[Dataset records]
⁂
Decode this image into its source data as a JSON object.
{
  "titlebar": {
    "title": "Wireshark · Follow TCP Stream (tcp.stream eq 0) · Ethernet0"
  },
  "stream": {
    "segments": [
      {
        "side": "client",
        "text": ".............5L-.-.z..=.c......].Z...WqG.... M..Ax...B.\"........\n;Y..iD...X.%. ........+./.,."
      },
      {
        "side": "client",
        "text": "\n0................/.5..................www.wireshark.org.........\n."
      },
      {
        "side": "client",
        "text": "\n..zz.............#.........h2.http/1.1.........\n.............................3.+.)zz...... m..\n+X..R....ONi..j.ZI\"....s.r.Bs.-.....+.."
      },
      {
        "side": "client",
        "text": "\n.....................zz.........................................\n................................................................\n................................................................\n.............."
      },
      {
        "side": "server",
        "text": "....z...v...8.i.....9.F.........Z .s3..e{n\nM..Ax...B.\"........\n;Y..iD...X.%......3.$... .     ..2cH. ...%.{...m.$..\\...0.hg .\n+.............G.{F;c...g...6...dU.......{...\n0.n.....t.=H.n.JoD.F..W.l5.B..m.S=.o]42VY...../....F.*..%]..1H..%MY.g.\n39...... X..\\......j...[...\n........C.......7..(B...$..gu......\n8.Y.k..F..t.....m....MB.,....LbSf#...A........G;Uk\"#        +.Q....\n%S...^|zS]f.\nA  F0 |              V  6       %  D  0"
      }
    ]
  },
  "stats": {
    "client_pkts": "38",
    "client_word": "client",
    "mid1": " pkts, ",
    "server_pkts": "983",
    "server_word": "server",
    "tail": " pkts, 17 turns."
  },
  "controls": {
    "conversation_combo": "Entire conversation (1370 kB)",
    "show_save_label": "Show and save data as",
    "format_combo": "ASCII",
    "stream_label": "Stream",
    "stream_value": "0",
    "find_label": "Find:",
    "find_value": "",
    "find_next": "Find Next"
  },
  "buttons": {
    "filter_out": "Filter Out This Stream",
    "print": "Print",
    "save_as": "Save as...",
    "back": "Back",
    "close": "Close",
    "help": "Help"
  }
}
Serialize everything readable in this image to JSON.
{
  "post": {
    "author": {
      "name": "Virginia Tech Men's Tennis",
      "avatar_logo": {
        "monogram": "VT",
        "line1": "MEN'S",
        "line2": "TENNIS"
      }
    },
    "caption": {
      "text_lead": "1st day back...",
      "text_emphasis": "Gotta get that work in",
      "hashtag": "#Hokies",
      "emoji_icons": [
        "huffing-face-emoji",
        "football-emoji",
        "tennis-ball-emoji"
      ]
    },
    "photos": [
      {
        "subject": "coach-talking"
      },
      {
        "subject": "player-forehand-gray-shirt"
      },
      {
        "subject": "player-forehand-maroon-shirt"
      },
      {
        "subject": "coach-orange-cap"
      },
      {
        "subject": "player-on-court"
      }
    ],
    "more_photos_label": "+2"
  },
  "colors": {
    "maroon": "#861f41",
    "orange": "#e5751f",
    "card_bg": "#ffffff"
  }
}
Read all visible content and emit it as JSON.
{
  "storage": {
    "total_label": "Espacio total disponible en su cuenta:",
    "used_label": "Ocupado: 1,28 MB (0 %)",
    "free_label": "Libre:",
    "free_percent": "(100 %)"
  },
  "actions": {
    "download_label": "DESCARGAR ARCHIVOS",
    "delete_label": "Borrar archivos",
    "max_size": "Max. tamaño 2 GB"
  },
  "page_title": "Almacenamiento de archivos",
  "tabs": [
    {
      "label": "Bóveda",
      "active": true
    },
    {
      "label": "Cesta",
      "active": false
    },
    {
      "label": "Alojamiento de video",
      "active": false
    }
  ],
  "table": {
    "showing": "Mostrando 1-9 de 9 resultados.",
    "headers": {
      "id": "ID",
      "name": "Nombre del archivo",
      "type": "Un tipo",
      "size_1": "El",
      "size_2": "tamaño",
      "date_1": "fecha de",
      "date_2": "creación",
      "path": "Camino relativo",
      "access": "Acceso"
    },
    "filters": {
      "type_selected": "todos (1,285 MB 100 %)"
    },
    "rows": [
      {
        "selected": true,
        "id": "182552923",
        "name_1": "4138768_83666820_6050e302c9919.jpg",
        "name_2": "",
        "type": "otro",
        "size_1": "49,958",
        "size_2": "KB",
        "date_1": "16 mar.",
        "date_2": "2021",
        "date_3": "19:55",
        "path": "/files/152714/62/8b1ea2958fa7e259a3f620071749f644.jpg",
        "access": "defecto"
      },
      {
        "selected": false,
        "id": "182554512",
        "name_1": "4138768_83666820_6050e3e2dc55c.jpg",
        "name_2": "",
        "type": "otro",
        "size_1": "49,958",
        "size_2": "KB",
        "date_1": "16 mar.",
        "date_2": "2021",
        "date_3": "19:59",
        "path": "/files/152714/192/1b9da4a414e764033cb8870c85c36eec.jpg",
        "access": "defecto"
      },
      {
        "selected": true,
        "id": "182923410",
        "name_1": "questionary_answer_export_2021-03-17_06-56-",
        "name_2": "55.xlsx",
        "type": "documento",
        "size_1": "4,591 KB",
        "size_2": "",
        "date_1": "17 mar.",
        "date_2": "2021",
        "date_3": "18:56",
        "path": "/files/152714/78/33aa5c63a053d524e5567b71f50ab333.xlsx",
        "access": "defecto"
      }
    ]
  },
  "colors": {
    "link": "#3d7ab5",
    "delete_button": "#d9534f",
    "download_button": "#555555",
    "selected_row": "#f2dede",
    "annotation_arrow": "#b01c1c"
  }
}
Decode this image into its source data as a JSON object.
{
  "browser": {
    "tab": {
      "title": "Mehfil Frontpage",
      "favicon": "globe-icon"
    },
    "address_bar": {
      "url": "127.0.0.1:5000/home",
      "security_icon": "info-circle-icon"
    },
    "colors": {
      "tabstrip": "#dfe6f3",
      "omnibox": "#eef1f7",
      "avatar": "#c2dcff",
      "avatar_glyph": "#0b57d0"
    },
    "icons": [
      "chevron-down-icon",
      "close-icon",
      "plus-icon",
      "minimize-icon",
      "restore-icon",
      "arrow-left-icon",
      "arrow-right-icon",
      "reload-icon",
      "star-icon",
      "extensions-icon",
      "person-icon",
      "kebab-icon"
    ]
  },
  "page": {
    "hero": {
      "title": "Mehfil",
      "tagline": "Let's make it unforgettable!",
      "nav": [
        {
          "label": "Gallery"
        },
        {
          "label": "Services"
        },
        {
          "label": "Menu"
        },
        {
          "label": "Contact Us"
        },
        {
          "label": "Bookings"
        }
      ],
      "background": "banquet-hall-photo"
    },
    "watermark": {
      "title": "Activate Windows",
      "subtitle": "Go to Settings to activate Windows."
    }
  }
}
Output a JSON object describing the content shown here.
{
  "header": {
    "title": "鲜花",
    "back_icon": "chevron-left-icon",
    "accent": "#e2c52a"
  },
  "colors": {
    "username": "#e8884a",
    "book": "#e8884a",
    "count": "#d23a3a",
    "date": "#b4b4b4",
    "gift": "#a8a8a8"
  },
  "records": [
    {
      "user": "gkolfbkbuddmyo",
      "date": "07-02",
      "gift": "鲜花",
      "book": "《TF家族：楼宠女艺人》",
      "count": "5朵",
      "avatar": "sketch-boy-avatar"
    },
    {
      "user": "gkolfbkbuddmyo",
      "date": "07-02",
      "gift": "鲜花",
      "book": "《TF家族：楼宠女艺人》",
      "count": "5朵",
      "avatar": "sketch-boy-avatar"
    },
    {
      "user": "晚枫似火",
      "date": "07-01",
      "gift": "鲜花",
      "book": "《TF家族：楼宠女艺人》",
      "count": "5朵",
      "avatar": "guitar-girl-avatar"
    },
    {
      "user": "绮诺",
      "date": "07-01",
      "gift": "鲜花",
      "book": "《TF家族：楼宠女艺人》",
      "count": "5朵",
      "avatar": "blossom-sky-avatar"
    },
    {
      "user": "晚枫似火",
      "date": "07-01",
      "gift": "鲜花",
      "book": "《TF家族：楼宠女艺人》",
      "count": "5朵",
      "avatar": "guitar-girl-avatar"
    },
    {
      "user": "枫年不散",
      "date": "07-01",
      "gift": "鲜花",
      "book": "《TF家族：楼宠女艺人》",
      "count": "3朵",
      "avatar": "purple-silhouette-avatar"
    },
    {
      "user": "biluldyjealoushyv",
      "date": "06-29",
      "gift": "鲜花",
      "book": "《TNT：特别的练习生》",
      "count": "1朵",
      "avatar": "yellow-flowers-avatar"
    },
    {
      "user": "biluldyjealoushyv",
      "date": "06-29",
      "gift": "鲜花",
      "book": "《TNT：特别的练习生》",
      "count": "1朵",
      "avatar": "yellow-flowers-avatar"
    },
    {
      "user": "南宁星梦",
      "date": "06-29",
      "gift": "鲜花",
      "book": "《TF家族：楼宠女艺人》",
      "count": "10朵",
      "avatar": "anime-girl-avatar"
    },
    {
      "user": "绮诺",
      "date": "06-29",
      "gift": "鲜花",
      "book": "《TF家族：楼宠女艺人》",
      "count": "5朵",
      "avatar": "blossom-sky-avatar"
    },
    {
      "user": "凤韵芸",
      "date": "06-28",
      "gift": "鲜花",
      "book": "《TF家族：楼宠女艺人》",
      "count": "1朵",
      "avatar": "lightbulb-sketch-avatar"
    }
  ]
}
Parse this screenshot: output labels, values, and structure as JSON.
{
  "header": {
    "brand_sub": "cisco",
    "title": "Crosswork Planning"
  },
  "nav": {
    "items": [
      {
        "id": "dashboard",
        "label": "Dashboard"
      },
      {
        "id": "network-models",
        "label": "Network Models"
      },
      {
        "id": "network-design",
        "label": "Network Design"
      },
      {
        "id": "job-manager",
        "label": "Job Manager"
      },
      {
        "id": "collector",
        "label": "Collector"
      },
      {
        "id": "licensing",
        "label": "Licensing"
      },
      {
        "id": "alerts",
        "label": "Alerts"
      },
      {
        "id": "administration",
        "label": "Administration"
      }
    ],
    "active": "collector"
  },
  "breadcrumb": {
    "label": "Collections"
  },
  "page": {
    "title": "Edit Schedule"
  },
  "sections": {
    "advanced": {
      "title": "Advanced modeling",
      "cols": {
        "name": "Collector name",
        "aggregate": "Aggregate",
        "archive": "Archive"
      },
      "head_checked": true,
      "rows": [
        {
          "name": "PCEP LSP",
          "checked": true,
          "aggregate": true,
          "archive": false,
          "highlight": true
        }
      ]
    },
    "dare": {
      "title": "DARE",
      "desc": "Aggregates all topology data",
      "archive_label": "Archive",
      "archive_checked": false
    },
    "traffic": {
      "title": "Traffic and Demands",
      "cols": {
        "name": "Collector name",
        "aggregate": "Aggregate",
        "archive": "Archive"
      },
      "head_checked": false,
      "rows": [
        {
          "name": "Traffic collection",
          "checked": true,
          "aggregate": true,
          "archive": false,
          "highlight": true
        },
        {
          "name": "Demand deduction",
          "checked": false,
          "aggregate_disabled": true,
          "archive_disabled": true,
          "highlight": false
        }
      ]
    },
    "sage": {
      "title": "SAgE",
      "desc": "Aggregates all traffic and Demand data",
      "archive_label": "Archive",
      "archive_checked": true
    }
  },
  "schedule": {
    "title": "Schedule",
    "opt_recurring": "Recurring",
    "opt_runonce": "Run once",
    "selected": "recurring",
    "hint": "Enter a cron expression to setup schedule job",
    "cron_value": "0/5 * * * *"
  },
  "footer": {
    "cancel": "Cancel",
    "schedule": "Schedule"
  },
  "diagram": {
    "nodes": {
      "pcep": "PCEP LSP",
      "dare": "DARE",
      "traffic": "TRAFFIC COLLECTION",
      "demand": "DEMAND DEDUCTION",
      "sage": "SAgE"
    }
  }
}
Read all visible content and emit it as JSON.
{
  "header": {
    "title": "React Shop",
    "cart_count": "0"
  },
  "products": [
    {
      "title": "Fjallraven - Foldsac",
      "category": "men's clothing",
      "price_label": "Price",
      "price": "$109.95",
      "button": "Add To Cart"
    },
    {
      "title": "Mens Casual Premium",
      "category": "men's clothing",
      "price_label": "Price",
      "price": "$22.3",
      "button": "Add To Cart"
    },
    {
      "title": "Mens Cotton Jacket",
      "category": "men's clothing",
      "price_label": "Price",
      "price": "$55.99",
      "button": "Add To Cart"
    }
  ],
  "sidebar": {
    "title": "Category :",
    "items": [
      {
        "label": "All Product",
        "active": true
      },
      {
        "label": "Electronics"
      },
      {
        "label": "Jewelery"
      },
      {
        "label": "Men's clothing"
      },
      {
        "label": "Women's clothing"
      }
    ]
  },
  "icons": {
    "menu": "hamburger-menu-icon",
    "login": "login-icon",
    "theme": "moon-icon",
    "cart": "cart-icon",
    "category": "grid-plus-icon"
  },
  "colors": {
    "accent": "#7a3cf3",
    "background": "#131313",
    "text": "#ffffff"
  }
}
⁂
Filter the entries above down to the lines containing the word "tamaño".

- **Answer for this exercise**:
    "max_size": "Max. tamaño 2 GB"
      "size_2": "tamaño",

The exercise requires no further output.